----- Stored data

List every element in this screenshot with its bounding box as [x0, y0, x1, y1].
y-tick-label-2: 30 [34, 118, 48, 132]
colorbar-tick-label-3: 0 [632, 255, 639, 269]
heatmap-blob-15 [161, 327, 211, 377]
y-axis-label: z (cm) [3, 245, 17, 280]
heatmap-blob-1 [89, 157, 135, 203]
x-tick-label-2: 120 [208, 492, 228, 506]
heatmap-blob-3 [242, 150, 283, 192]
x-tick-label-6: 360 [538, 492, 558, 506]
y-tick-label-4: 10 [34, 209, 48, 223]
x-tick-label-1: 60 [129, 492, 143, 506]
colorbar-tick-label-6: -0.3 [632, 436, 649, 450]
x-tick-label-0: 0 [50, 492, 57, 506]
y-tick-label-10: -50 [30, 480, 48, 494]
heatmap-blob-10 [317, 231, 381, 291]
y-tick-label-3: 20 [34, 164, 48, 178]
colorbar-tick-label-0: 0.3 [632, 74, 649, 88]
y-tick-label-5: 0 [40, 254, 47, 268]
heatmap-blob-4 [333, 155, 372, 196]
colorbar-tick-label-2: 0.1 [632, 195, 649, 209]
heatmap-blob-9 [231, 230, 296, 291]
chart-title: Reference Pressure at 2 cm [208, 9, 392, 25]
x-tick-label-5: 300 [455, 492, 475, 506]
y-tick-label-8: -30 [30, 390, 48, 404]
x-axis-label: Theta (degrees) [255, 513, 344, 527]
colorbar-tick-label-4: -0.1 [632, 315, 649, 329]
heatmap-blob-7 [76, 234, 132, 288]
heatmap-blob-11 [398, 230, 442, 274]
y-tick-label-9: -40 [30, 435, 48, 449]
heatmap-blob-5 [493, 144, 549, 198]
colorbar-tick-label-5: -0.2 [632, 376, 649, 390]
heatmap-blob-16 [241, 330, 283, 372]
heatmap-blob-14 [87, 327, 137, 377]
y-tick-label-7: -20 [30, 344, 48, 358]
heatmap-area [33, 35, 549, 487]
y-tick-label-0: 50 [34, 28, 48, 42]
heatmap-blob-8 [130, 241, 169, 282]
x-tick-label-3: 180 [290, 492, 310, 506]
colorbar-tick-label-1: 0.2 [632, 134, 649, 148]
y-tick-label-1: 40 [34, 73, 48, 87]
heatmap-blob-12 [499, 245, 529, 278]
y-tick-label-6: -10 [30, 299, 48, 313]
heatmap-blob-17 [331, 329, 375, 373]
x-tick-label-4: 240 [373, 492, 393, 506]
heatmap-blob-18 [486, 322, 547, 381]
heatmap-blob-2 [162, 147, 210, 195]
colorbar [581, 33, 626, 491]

----------
----- Stored data

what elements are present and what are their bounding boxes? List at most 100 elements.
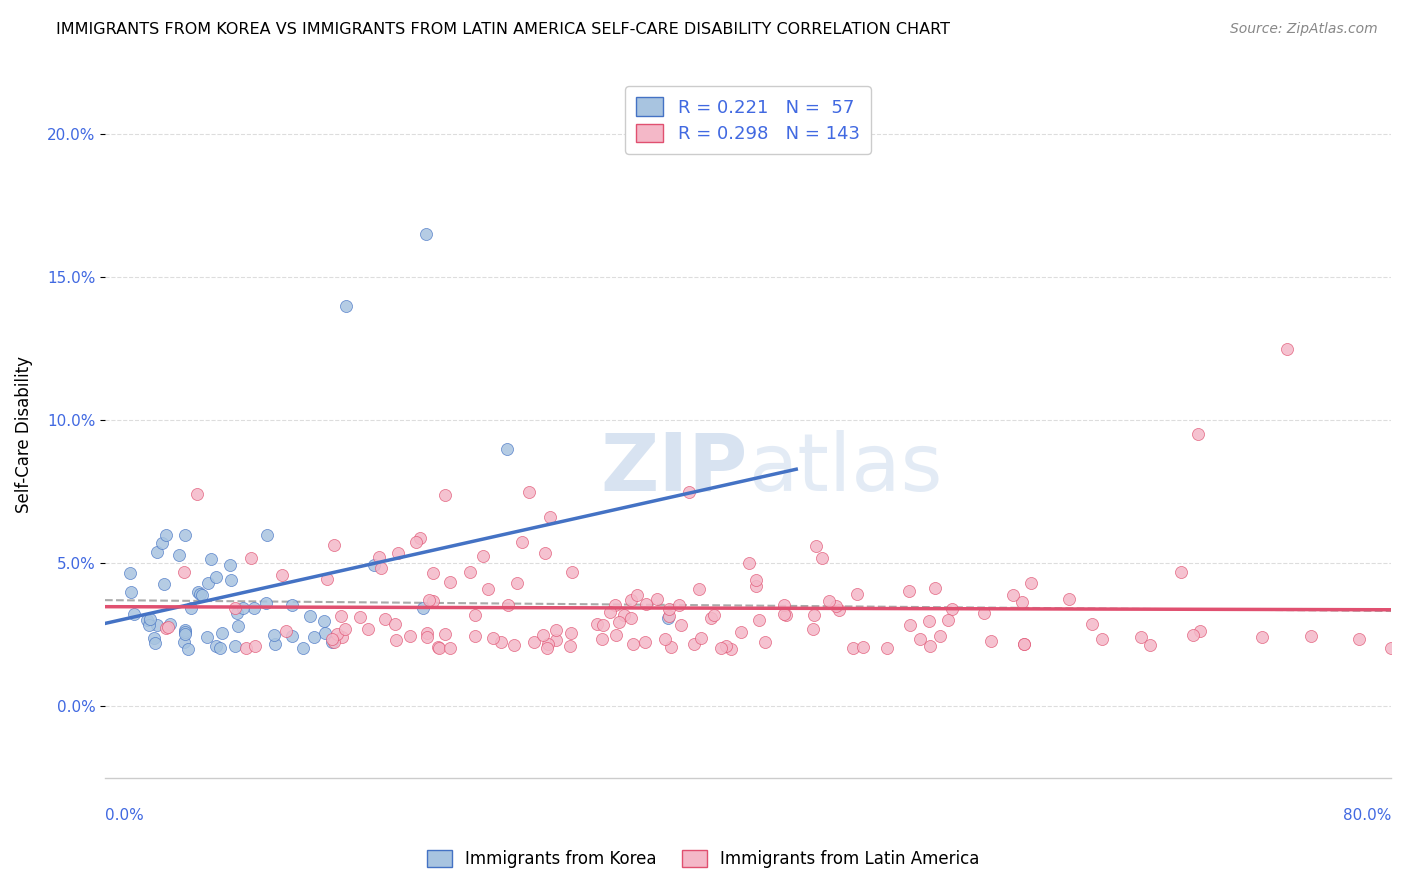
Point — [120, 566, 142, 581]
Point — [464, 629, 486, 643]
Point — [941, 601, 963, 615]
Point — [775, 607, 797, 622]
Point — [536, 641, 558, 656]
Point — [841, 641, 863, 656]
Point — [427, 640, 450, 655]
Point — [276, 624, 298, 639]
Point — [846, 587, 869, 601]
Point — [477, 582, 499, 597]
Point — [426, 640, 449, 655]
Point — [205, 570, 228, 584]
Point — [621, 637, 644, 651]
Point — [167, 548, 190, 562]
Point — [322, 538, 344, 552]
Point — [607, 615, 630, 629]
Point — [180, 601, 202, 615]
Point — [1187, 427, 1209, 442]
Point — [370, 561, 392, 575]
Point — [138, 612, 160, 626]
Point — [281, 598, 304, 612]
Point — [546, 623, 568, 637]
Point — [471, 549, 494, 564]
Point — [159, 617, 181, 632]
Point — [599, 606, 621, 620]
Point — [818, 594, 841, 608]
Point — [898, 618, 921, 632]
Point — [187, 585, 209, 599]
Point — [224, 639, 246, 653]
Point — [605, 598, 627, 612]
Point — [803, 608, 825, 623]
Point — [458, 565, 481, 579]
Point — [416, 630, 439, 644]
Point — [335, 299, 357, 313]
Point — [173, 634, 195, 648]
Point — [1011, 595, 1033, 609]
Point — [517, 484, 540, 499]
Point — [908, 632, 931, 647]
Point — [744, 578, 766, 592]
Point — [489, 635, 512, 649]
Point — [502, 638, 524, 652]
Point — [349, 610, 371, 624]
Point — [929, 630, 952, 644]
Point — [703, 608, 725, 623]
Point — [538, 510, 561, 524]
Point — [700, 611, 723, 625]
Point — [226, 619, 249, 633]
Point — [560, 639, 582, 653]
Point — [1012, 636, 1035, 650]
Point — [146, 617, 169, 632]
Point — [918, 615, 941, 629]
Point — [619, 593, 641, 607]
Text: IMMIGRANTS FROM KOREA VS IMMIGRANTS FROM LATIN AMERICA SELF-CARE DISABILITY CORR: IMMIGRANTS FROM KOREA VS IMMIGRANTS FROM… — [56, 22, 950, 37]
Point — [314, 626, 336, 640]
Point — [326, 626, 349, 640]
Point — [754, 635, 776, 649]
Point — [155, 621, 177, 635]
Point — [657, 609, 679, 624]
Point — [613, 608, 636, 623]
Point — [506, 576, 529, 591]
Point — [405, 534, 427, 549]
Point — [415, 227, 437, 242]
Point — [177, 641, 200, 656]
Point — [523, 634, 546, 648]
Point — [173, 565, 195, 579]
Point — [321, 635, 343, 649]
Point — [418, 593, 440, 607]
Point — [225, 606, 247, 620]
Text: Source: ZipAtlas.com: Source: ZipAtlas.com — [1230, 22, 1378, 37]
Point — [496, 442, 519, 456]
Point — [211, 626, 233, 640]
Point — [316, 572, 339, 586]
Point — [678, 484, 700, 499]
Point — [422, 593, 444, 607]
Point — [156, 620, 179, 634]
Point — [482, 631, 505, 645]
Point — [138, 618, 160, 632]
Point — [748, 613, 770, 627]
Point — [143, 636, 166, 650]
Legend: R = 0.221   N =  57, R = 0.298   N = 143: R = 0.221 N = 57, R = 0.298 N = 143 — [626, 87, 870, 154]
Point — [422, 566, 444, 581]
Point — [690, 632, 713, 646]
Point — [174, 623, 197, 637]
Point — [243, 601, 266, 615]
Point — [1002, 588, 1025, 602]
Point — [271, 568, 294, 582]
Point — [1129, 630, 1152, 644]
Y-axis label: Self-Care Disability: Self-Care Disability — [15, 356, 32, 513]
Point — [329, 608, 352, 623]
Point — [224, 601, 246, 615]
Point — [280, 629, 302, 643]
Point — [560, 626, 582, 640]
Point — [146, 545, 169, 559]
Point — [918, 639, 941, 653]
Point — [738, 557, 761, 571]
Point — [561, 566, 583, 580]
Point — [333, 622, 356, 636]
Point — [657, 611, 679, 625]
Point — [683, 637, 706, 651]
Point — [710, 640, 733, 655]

----------

### Directions for this task
Please copy the material above exactly, starting with the line that contains "List every element" and continuing through the line that contains "y-tick-label-4: 10 [34, 209, 48, 223]".

### Response
List every element in this screenshot with its bounding box as [x0, y0, x1, y1].
y-tick-label-2: 30 [34, 118, 48, 132]
colorbar-tick-label-3: 0 [632, 255, 639, 269]
heatmap-blob-15 [161, 327, 211, 377]
y-axis-label: z (cm) [3, 245, 17, 280]
heatmap-blob-1 [89, 157, 135, 203]
x-tick-label-2: 120 [208, 492, 228, 506]
heatmap-blob-3 [242, 150, 283, 192]
x-tick-label-6: 360 [538, 492, 558, 506]
y-tick-label-4: 10 [34, 209, 48, 223]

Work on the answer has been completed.